■ **INSTRUCTIONS FOR THE TASK**
Your task is to repeat all of the data exactly while excluding the pictures.
··· RECORD SET
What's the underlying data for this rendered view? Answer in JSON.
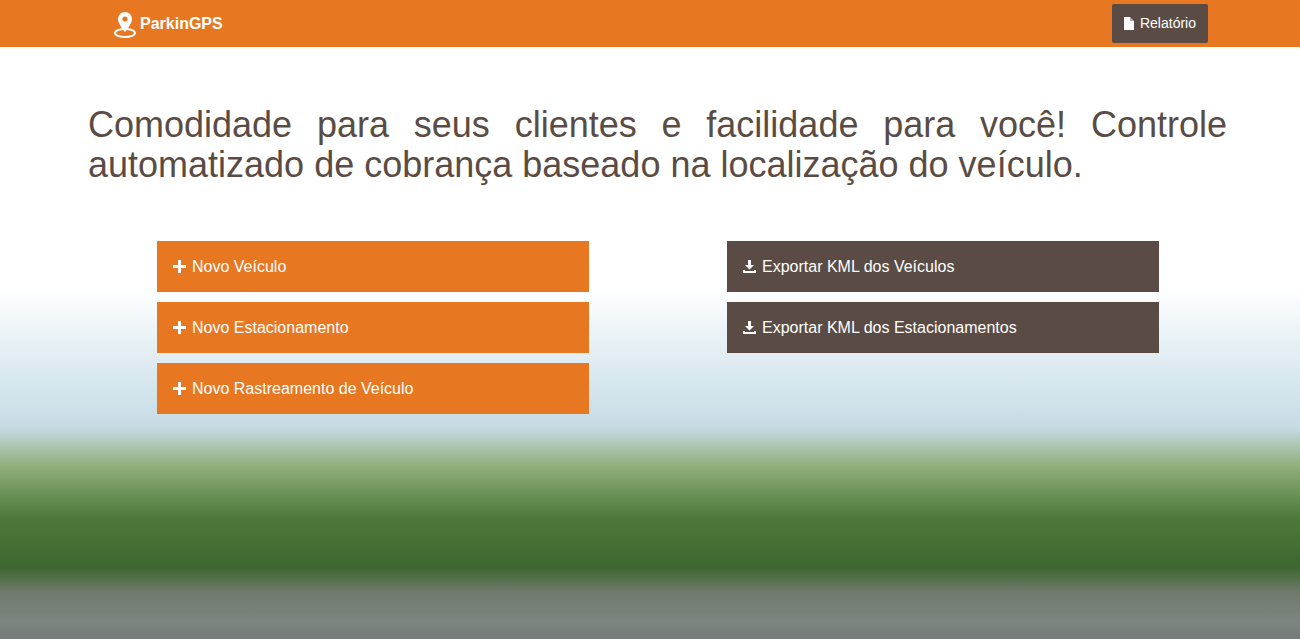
{
  "navbar": {
    "brand": "ParkinGPS",
    "report_button": "Relatório"
  },
  "headline": "Comodidade para seus clientes e facilidade para você! Controle automatizado de cobrança baseado na localização do veículo.",
  "actions": {
    "left": [
      {
        "label": "Novo Veículo",
        "kind": "add"
      },
      {
        "label": "Novo Estacionamento",
        "kind": "add"
      },
      {
        "label": "Novo Rastreamento de Veículo",
        "kind": "add"
      }
    ],
    "right": [
      {
        "label": "Exportar KML dos Veículos",
        "kind": "export"
      },
      {
        "label": "Exportar KML dos Estacionamentos",
        "kind": "export"
      }
    ]
  }
}
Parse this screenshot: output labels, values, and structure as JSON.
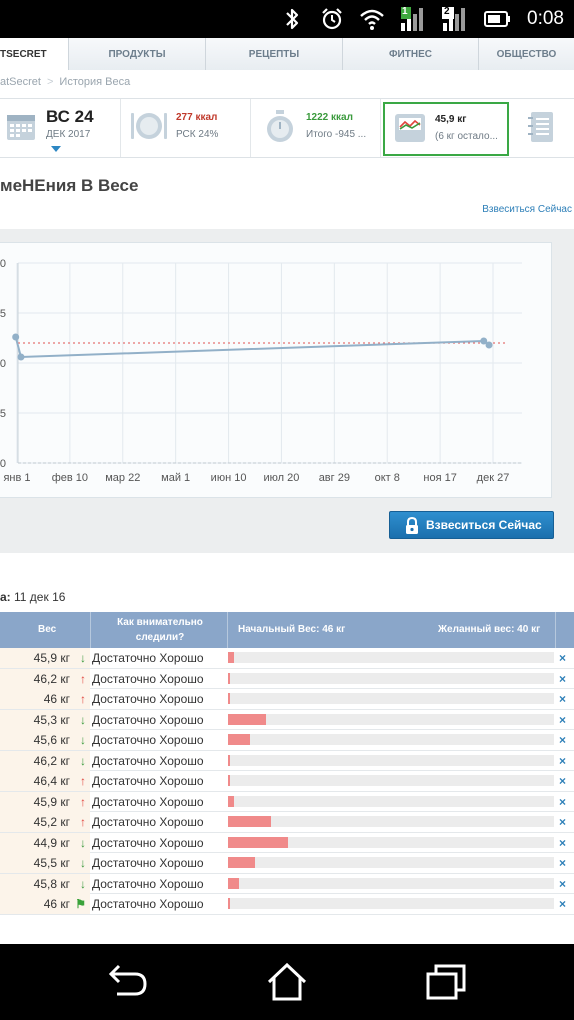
{
  "status_bar": {
    "time": "0:08",
    "icons": [
      "bluetooth-icon",
      "alarm-icon",
      "wifi-icon",
      "signal-1-icon",
      "signal-2-icon",
      "battery-icon"
    ],
    "sim1_label": "1",
    "sim2_label": "2"
  },
  "tabs": [
    {
      "label": "TSECRET",
      "active": true
    },
    {
      "label": "ПРОДУКТЫ",
      "active": false
    },
    {
      "label": "РЕЦЕПТЫ",
      "active": false
    },
    {
      "label": "ФИТНЕС",
      "active": false
    },
    {
      "label": "ОБЩЕСТВО",
      "active": false
    }
  ],
  "breadcrumb": {
    "root": "atSecret",
    "current": "История Веса"
  },
  "summary": {
    "date_day": "ВС 24",
    "date_month": "ДЕК 2017",
    "food_kcal": "277 ккал",
    "food_rsk": "РСК 24%",
    "exercise_kcal": "1222 ккал",
    "exercise_total": "Итого -945 ...",
    "weight_value": "45,9 кг",
    "weight_left": "(6 кг остало...",
    "colors": {
      "food": "#c0392b",
      "exercise": "#3a9a3c",
      "weight_border": "#3aa845"
    }
  },
  "page": {
    "title": "меНЕния В Весе",
    "weigh_link": "Взвеситься Сейчас",
    "weigh_button": "Взвеситься Сейчас",
    "since_label": "а:",
    "since_value": "11 дек 16"
  },
  "chart_data": {
    "type": "line",
    "x_ticks": [
      "янв 1",
      "фев 10",
      "мар 22",
      "май 1",
      "июн 10",
      "июл 20",
      "авг 29",
      "окт 8",
      "ноя 17",
      "дек 27"
    ],
    "y_ticks": [
      "0",
      "5",
      "0",
      "5",
      "0"
    ],
    "ylim": [
      40,
      50
    ],
    "goal_line": 46,
    "series": [
      {
        "points": [
          {
            "x": "2016-12-31",
            "y": 46.3
          },
          {
            "x": "2017-01-04",
            "y": 45.3
          },
          {
            "x": "2017-12-20",
            "y": 46.1
          },
          {
            "x": "2017-12-24",
            "y": 45.9
          }
        ]
      }
    ],
    "grid": true
  },
  "table": {
    "headers": {
      "weight": "Вес",
      "attention": "Как внимательно следили?",
      "start": "Начальный Вес: 46 кг",
      "goal": "Желанный вес: 40 кг"
    },
    "rows": [
      {
        "weight": "45,9 кг",
        "trend": "down",
        "quality": "Достаточно Хорошо",
        "progress": 0.017
      },
      {
        "weight": "46,2 кг",
        "trend": "up",
        "quality": "Достаточно Хорошо",
        "progress": 0.005
      },
      {
        "weight": "46 кг",
        "trend": "up",
        "quality": "Достаточно Хорошо",
        "progress": 0.005
      },
      {
        "weight": "45,3 кг",
        "trend": "down",
        "quality": "Достаточно Хорошо",
        "progress": 0.117
      },
      {
        "weight": "45,6 кг",
        "trend": "down",
        "quality": "Достаточно Хорошо",
        "progress": 0.067
      },
      {
        "weight": "46,2 кг",
        "trend": "down",
        "quality": "Достаточно Хорошо",
        "progress": 0.005
      },
      {
        "weight": "46,4 кг",
        "trend": "up",
        "quality": "Достаточно Хорошо",
        "progress": 0.005
      },
      {
        "weight": "45,9 кг",
        "trend": "up",
        "quality": "Достаточно Хорошо",
        "progress": 0.017
      },
      {
        "weight": "45,2 кг",
        "trend": "up",
        "quality": "Достаточно Хорошо",
        "progress": 0.133
      },
      {
        "weight": "44,9 кг",
        "trend": "down",
        "quality": "Достаточно Хорошо",
        "progress": 0.183
      },
      {
        "weight": "45,5 кг",
        "trend": "down",
        "quality": "Достаточно Хорошо",
        "progress": 0.083
      },
      {
        "weight": "45,8 кг",
        "trend": "down",
        "quality": "Достаточно Хорошо",
        "progress": 0.033
      },
      {
        "weight": "46 кг",
        "trend": "flag",
        "quality": "Достаточно Хорошо",
        "progress": 0.005
      }
    ],
    "delete_glyph": "×"
  },
  "navbar": {
    "buttons": [
      "back-icon",
      "home-icon",
      "recents-icon"
    ]
  }
}
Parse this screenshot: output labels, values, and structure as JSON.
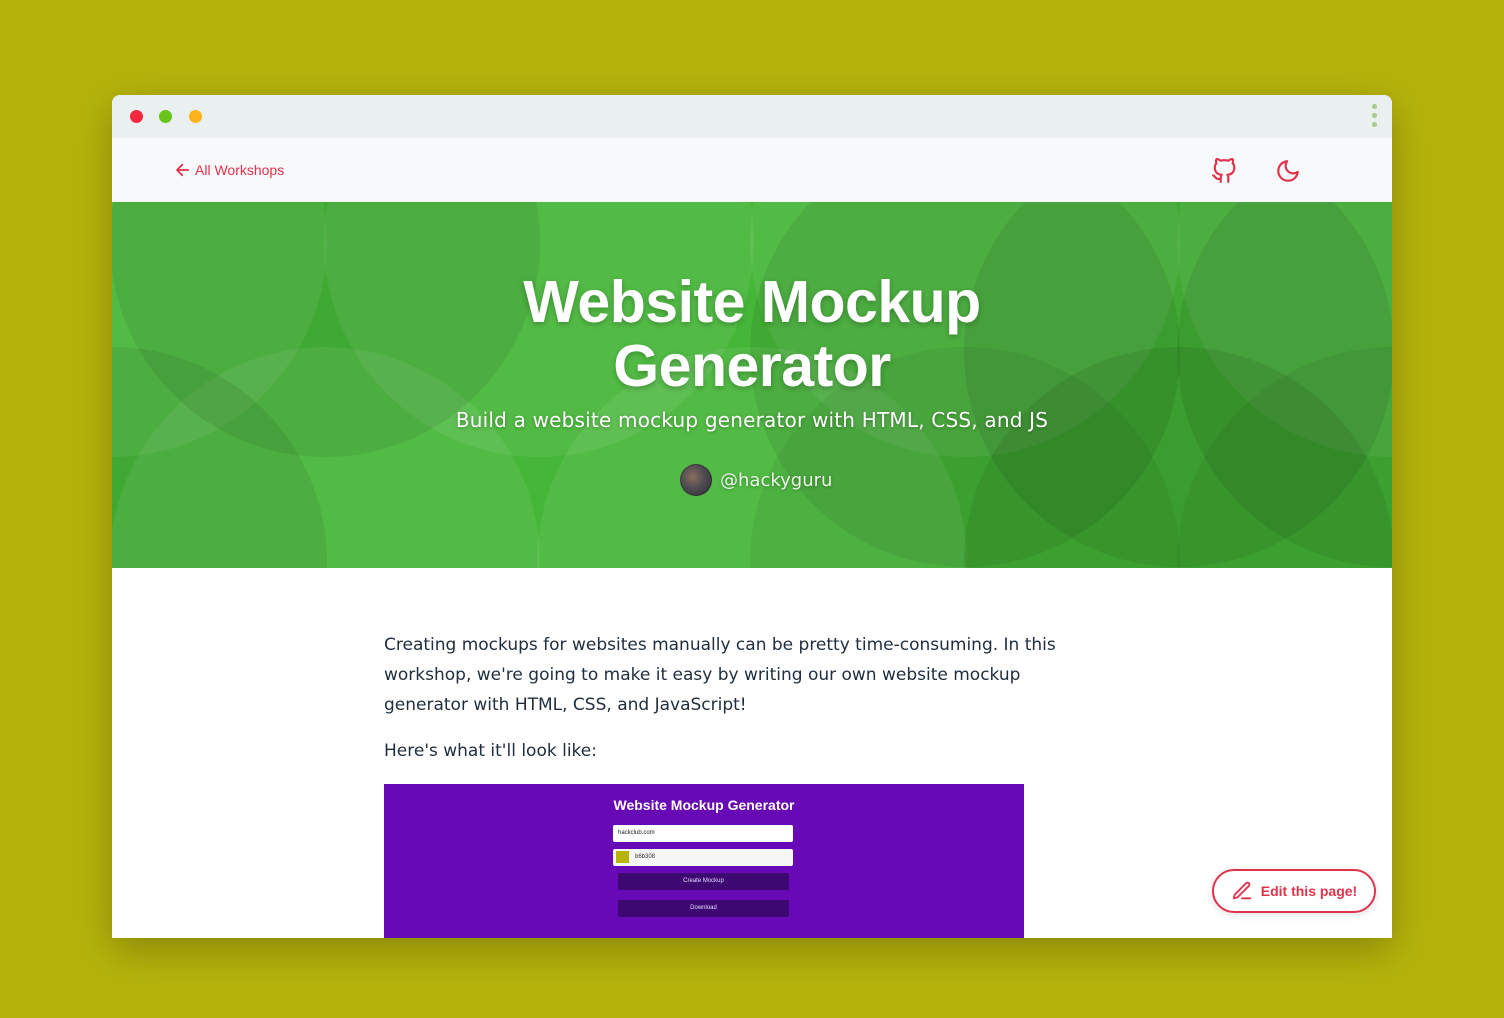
{
  "window": {
    "controls": [
      "close",
      "minimize",
      "maximize"
    ],
    "menu_icon": "kebab-icon"
  },
  "nav": {
    "back_label": "All Workshops",
    "back_icon": "arrow-left-icon",
    "github_icon": "github-icon",
    "theme_icon": "moon-icon"
  },
  "hero": {
    "title_line1": "Website Mockup",
    "title_line2": "Generator",
    "subtitle": "Build a website mockup generator with HTML, CSS, and JS",
    "author": "@hackyguru",
    "background_color": "#45b637"
  },
  "content": {
    "intro": "Creating mockups for websites manually can be pretty time-consuming. In this workshop, we're going to make it easy by writing our own website mockup generator with HTML, CSS, and JavaScript!",
    "preview_intro": "Here's what it'll look like:"
  },
  "preview": {
    "title": "Website Mockup Generator",
    "url_value": "hackclub.com",
    "color_value": "b6b308",
    "create_label": "Create Mockup",
    "download_label": "Download",
    "background_color": "#6709b4"
  },
  "edit": {
    "label": "Edit this page!",
    "icon": "pencil-icon"
  },
  "colors": {
    "accent": "#e0324b",
    "page_background": "#b5b30b"
  }
}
······
■ **SOLUTION TO THIS EXERCISE**
What's the underlying data for this rendered view? Answer in JSON.
{
  "navbar": {
    "brand": "ParkinGPS",
    "report_button": "Relatório"
  },
  "headline": "Comodidade para seus clientes e facilidade para você! Controle automatizado de cobrança baseado na localização do veículo.",
  "actions": {
    "left": [
      {
        "label": "Novo Veículo",
        "kind": "add"
      },
      {
        "label": "Novo Estacionamento",
        "kind": "add"
      },
      {
        "label": "Novo Rastreamento de Veículo",
        "kind": "add"
      }
    ],
    "right": [
      {
        "label": "Exportar KML dos Veículos",
        "kind": "export"
      },
      {
        "label": "Exportar KML dos Estacionamentos",
        "kind": "export"
      }
    ]
  }
}
Parse this screenshot: output labels, values, and structure as JSON.
{
  "status_bar": {
    "time": "0:08",
    "icons": [
      "bluetooth-icon",
      "alarm-icon",
      "wifi-icon",
      "signal-1-icon",
      "signal-2-icon",
      "battery-icon"
    ],
    "sim1_label": "1",
    "sim2_label": "2"
  },
  "tabs": [
    {
      "label": "TSECRET",
      "active": true
    },
    {
      "label": "ПРОДУКТЫ",
      "active": false
    },
    {
      "label": "РЕЦЕПТЫ",
      "active": false
    },
    {
      "label": "ФИТНЕС",
      "active": false
    },
    {
      "label": "ОБЩЕСТВО",
      "active": false
    }
  ],
  "breadcrumb": {
    "root": "atSecret",
    "current": "История Веса"
  },
  "summary": {
    "date_day": "ВС 24",
    "date_month": "ДЕК 2017",
    "food_kcal": "277 ккал",
    "food_rsk": "РСК 24%",
    "exercise_kcal": "1222 ккал",
    "exercise_total": "Итого -945 ...",
    "weight_value": "45,9 кг",
    "weight_left": "(6 кг остало...",
    "colors": {
      "food": "#c0392b",
      "exercise": "#3a9a3c",
      "weight_border": "#3aa845"
    }
  },
  "page": {
    "title": "меНЕния В Весе",
    "weigh_link": "Взвеситься Сейчас",
    "weigh_button": "Взвеситься Сейчас",
    "since_label": "а:",
    "since_value": "11 дек 16"
  },
  "chart_data": {
    "type": "line",
    "x_ticks": [
      "янв 1",
      "фев 10",
      "мар 22",
      "май 1",
      "июн 10",
      "июл 20",
      "авг 29",
      "окт 8",
      "ноя 17",
      "дек 27"
    ],
    "y_ticks": [
      "0",
      "5",
      "0",
      "5",
      "0"
    ],
    "ylim": [
      40,
      50
    ],
    "goal_line": 46,
    "series": [
      {
        "points": [
          {
            "x": "2016-12-31",
            "y": 46.3
          },
          {
            "x": "2017-01-04",
            "y": 45.3
          },
          {
            "x": "2017-12-20",
            "y": 46.1
          },
          {
            "x": "2017-12-24",
            "y": 45.9
          }
        ]
      }
    ],
    "grid": true
  },
  "table": {
    "headers": {
      "weight": "Вес",
      "attention": "Как внимательно следили?",
      "start": "Начальный Вес: 46 кг",
      "goal": "Желанный вес: 40 кг"
    },
    "rows": [
      {
        "weight": "45,9 кг",
        "trend": "down",
        "quality": "Достаточно Хорошо",
        "progress": 0.017
      },
      {
        "weight": "46,2 кг",
        "trend": "up",
        "quality": "Достаточно Хорошо",
        "progress": 0.005
      },
      {
        "weight": "46 кг",
        "trend": "up",
        "quality": "Достаточно Хорошо",
        "progress": 0.005
      },
      {
        "weight": "45,3 кг",
        "trend": "down",
        "quality": "Достаточно Хорошо",
        "progress": 0.117
      },
      {
        "weight": "45,6 кг",
        "trend": "down",
        "quality": "Достаточно Хорошо",
        "progress": 0.067
      },
      {
        "weight": "46,2 кг",
        "trend": "down",
        "quality": "Достаточно Хорошо",
        "progress": 0.005
      },
      {
        "weight": "46,4 кг",
        "trend": "up",
        "quality": "Достаточно Хорошо",
        "progress": 0.005
      },
      {
        "weight": "45,9 кг",
        "trend": "up",
        "quality": "Достаточно Хорошо",
        "progress": 0.017
      },
      {
        "weight": "45,2 кг",
        "trend": "up",
        "quality": "Достаточно Хорошо",
        "progress": 0.133
      },
      {
        "weight": "44,9 кг",
        "trend": "down",
        "quality": "Достаточно Хорошо",
        "progress": 0.183
      },
      {
        "weight": "45,5 кг",
        "trend": "down",
        "quality": "Достаточно Хорошо",
        "progress": 0.083
      },
      {
        "weight": "45,8 кг",
        "trend": "down",
        "quality": "Достаточно Хорошо",
        "progress": 0.033
      },
      {
        "weight": "46 кг",
        "trend": "flag",
        "quality": "Достаточно Хорошо",
        "progress": 0.005
      }
    ],
    "delete_glyph": "×"
  },
  "navbar": {
    "buttons": [
      "back-icon",
      "home-icon",
      "recents-icon"
    ]
  }
}
Parse this screenshot: output labels, values, and structure as JSON.
{
  "window": {
    "controls": [
      "close",
      "minimize",
      "maximize"
    ],
    "menu_icon": "kebab-icon"
  },
  "nav": {
    "back_label": "All Workshops",
    "back_icon": "arrow-left-icon",
    "github_icon": "github-icon",
    "theme_icon": "moon-icon"
  },
  "hero": {
    "title_line1": "Website Mockup",
    "title_line2": "Generator",
    "subtitle": "Build a website mockup generator with HTML, CSS, and JS",
    "author": "@hackyguru",
    "background_color": "#45b637"
  },
  "content": {
    "intro": "Creating mockups for websites manually can be pretty time-consuming. In this workshop, we're going to make it easy by writing our own website mockup generator with HTML, CSS, and JavaScript!",
    "preview_intro": "Here's what it'll look like:"
  },
  "preview": {
    "title": "Website Mockup Generator",
    "url_value": "hackclub.com",
    "color_value": "b6b308",
    "create_label": "Create Mockup",
    "download_label": "Download",
    "background_color": "#6709b4"
  },
  "edit": {
    "label": "Edit this page!",
    "icon": "pencil-icon"
  },
  "colors": {
    "accent": "#e0324b",
    "page_background": "#b5b30b"
  }
}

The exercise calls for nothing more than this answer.